Los únicos que buscaron un relato único acerca de lo que había que evocar cada 24 de marzo fueron los golpistas de 1976. Mientras duró la dictadura, cada aniversario celebró la restauración del orden, la derrota de la subversión, y reforzó el mito de una Patria monocromática cimentada a costa de la sangre de millares de compatriotas.
Hoy, por el contrario, a nadie sorprenden las disputas simbólicas y políticas en torno a lo que significa "el 24 de marzo". Si bien es cierto que esa fecha es imborrable de la memoria social, esto no se debe solamente, como sentimos en la década de 1980 y hasta bien entrada la siguiente, a la magnitud de los crímenes cometidos por la represión. El 24 de marzo vive porque constituye un hito en el enfrentamiento social que la ampliación de derechos y conquistas sociales aceleró a partir de mediados del siglo XX en nuestro país. El 24 de marzo de 1976 no fue solo un golpe contra el peronismo (aunque derrocara a una presidenta de ese signo cuyo gobierno había impulsado el terrorismo paraestatal), sino contra la clase trabajadora, contra los sectores medios contestatarios y, más estructuralmente, contra un espíritu y un habitus rebelde de profunda raigambre social, nutrido por tradiciones de lucha de más de un siglo. El golpe fue, más que nada, una brutal revancha antipopular.

MATERIAL PROPORCIONADO.
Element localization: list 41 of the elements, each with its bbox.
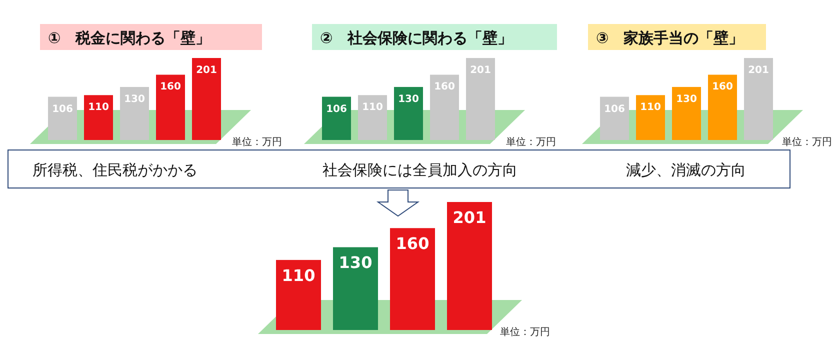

ENUNCIADO. En el texto sobre el 24 de marzo, ¿qué se celebraba en cada aniversario mientras duró la dictadura?

RESPUESTA CORRECTA. La restauración del orden y la derrota de la subversión.